→ What needs to be done: Locate each line in the records containing "名词作动词". Copy it.

→ Records provided:
────────────────────
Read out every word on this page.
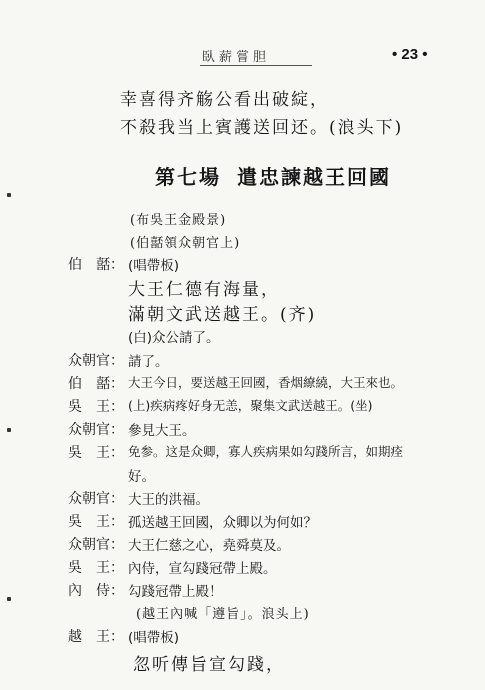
臥薪嘗胆	• 23 •
幸喜得齐觞公看出破綻，
不殺我当上賓護送回还。(浪头下)
第七場 遣忠諫越王回國
(布吳王金殿景)
(伯嚭領众朝官上)
伯　嚭： (唱帶板)
大王仁德有海量，
滿朝文武送越王。(齐)
(白)众公請了。
众朝官： 請了。
伯　嚭： 大王今日，要送越王回國，香烟繚繞，大王來也。
吳　王： (上)疾病疼好身无恙，聚集文武送越王。(坐)
众朝官： 參見大王。
吳　王： 免参。这是众卿，寡人疾病果如勾踐所言，如期痊
好。
众朝官： 大王的洪福。
吳　王： 孤送越王回國，众卿以为何如？
众朝官： 大王仁慈之心，堯舜莫及。
吳　王： 內侍，宣勾踐冠帶上殿。
內　侍： 勾踐冠帶上殿！
(越王內喊「遵旨」。浪头上)
越　王： (唱帶板)
忽听傳旨宣勾踐，
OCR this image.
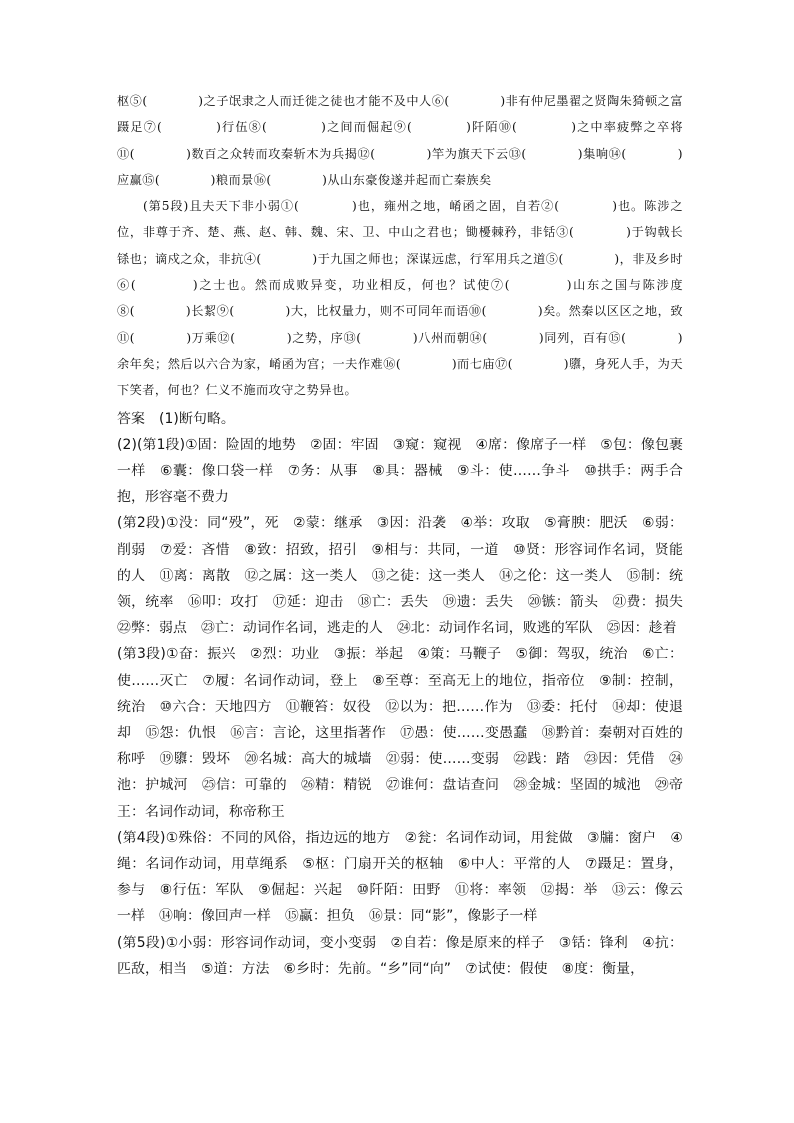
枢⑤(　　　　)之子氓隶之人而迁徙之徒也才能不及中人⑥(　　　　)非有仲尼墨翟之贤陶朱猗顿之富蹑足⑦(　　　　)行伍⑧(　　　　)之间而倔起⑨(　　　　)阡陌⑩(　　　　)之中率疲弊之卒将⑪(　　　　)数百之众转而攻秦斩木为兵揭⑫(　　　　)竿为旗天下云⑬(　　　　)集响⑭(　　　　)应赢⑮(　　　　)粮而景⑯(　　　　)从山东豪俊遂并起而亡秦族矣

(第5段)且夫天下非小弱①(　　　　)也，雍州之地，崤函之固，自若②(　　　　)也。陈涉之位，非尊于齐、楚、燕、赵、韩、魏、宋、卫、中山之君也；锄櫌棘矜，非铦③(　　　　)于钩戟长铩也；谪戍之众，非抗④(　　　　)于九国之师也；深谋远虑，行军用兵之道⑤(　　　　)，非及乡时⑥(　　　　)之士也。然而成败异变，功业相反，何也？试使⑦(　　　　)山东之国与陈涉度⑧(　　　　)长絜⑨(　　　　)大，比权量力，则不可同年而语⑩(　　　　)矣。然秦以区区之地，致⑪(　　　　)万乘⑫(　　　　)之势，序⑬(　　　　)八州而朝⑭(　　　　)同列，百有⑮(　　　　)余年矣；然后以六合为家，崤函为宫；一夫作难⑯(　　　　)而七庙⑰(　　　　)隳，身死人手，为天下笑者，何也？仁义不施而攻守之势异也。

答案　(1)断句略。

(2)(第1段)①固：险固的地势　②固：牢固　③窥：窥视　④席：像席子一样　⑤包：像包裹一样　⑥囊：像口袋一样　⑦务：从事　⑧具：器械　⑨斗：使……争斗　⑩拱手：两手合抱，形容毫不费力

(第2段)①没：同“殁”，死　②蒙：继承　③因：沿袭　④举：攻取　⑤膏腴：肥沃　⑥弱：削弱　⑦爱：吝惜　⑧致：招致，招引　⑨相与：共同，一道　⑩贤：形容词作名词，贤能的人　⑪离：离散　⑫之属：这一类人　⑬之徒：这一类人　⑭之伦：这一类人　⑮制：统领，统率　⑯叩：攻打　⑰延：迎击　⑱亡：丢失　⑲遗：丢失　⑳镞：箭头　㉑费：损失　㉒弊：弱点　㉓亡：动词作名词，逃走的人　㉔北：动词作名词，败逃的军队　㉕因：趁着

(第3段)①奋：振兴　②烈：功业　③振：举起　④策：马鞭子　⑤御：驾驭，统治　⑥亡：使……灭亡　⑦履：名词作动词，登上　⑧至尊：至高无上的地位，指帝位　⑨制：控制，统治　⑩六合：天地四方　⑪鞭笞：奴役　⑫以为：把……作为　⑬委：托付　⑭却：使退却　⑮怨：仇恨　⑯言：言论，这里指著作　⑰愚：使……变愚蠢　⑱黔首：秦朝对百姓的称呼　⑲隳：毁坏　⑳名城：高大的城墙　㉑弱：使……变弱　㉒践：踏　㉓因：凭借　㉔池：护城河　㉕信：可靠的　㉖精：精锐　㉗谁何：盘诘查问　㉘金城：坚固的城池　㉙帝王：名词作动词，称帝称王

(第4段)①殊俗：不同的风俗，指边远的地方　②瓮：名词作动词，用瓮做　③牖：窗户　④绳：名词作动词，用草绳系　⑤枢：门扇开关的枢轴　⑥中人：平常的人　⑦蹑足：置身，参与　⑧行伍：军队　⑨倔起：兴起　⑩阡陌：田野　⑪将：率领　⑫揭：举　⑬云：像云一样　⑭响：像回声一样　⑮赢：担负　⑯景：同“影”，像影子一样

(第5段)①小弱：形容词作动词，变小变弱　②自若：像是原来的样子　③铦：锋利　④抗：匹敌，相当　⑤道：方法　⑥乡时：先前。“乡”同“向”　⑦试使：假使　⑧度：衡量，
────────────────────
→ Solution to this task:
(第3段)①奋：振兴　②烈：功业　③振：举起　④策：马鞭子　⑤御：驾驭，统治　⑥亡：使……灭亡　⑦履：名词作动词，登上　⑧至尊：至高无上的地位，指帝位　⑨制：控制，统治　⑩六合：天地四方　⑪鞭笞：奴役　⑫以为：把……作为　⑬委：托付　⑭却：使退却　⑮怨：仇恨　⑯言：言论，这里指著作　⑰愚：使……变愚蠢　⑱黔首：秦朝对百姓的称呼　⑲隳：毁坏　⑳名城：高大的城墙　㉑弱：使……变弱　㉒践：踏　㉓因：凭借　㉔池：护城河　㉕信：可靠的　㉖精：精锐　㉗谁何：盘诘查问　㉘金城：坚固的城池　㉙帝王：名词作动词，称帝称王
(第4段)①殊俗：不同的风俗，指边远的地方　②瓮：名词作动词，用瓮做　③牖：窗户　④绳：名词作动词，用草绳系　⑤枢：门扇开关的枢轴　⑥中人：平常的人　⑦蹑足：置身，参与　⑧行伍：军队　⑨倔起：兴起　⑩阡陌：田野　⑪将：率领　⑫揭：举　⑬云：像云一样　⑭响：像回声一样　⑮赢：担负　⑯景：同“影”，像影子一样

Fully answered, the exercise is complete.